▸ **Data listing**
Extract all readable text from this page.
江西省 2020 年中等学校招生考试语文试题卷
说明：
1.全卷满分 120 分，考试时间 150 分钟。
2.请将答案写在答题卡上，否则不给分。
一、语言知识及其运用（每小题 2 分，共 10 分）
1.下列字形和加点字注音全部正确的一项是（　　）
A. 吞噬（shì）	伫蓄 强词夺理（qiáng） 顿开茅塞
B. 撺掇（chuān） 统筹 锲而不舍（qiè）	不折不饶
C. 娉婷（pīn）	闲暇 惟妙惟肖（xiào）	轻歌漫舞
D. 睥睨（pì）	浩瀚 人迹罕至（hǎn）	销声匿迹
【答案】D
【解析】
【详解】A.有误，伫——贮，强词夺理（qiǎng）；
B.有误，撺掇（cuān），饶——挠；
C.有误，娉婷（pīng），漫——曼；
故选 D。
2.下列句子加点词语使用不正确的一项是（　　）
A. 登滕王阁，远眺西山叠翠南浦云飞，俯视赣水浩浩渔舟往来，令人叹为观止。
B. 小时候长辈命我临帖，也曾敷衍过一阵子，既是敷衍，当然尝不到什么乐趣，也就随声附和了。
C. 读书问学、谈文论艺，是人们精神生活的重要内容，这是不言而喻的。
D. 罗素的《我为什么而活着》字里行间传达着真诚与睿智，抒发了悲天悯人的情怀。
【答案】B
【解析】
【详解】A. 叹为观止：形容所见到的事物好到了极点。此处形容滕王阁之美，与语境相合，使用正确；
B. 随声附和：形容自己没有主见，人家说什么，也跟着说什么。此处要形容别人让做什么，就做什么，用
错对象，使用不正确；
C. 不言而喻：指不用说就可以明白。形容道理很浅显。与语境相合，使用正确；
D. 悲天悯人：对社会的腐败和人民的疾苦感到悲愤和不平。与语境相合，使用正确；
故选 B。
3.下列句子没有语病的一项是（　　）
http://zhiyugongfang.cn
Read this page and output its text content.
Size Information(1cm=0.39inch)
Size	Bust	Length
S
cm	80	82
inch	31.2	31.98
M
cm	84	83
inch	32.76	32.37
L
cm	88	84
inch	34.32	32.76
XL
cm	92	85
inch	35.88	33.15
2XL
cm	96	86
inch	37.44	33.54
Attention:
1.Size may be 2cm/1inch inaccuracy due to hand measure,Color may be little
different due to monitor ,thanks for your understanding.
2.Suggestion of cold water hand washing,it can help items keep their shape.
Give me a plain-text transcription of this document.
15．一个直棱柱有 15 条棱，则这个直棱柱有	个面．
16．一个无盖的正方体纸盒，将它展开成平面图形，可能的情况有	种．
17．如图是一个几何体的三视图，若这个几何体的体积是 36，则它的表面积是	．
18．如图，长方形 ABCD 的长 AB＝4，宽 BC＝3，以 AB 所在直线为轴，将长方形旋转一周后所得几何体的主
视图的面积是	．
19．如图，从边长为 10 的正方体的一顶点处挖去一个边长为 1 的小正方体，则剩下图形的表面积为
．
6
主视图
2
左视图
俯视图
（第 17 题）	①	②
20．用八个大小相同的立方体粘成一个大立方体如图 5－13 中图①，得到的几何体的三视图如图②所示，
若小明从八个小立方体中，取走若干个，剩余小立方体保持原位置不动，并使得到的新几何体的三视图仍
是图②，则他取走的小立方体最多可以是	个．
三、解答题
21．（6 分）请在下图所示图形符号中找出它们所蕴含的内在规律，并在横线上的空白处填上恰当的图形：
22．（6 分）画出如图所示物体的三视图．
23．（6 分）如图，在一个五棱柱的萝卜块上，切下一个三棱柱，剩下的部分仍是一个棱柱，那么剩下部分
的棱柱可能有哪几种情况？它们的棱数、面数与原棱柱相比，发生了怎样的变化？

▸ **PROBLEM TO SOLVE**
Look through the entries above for the word "强词夺理". Copy every line where it shows up.

▸ **TASK ANSWER**
A. 吞噬（shì）	伫蓄 强词夺理（qiáng） 顿开茅塞
【详解】A.有误，伫——贮，强词夺理（qiǎng）；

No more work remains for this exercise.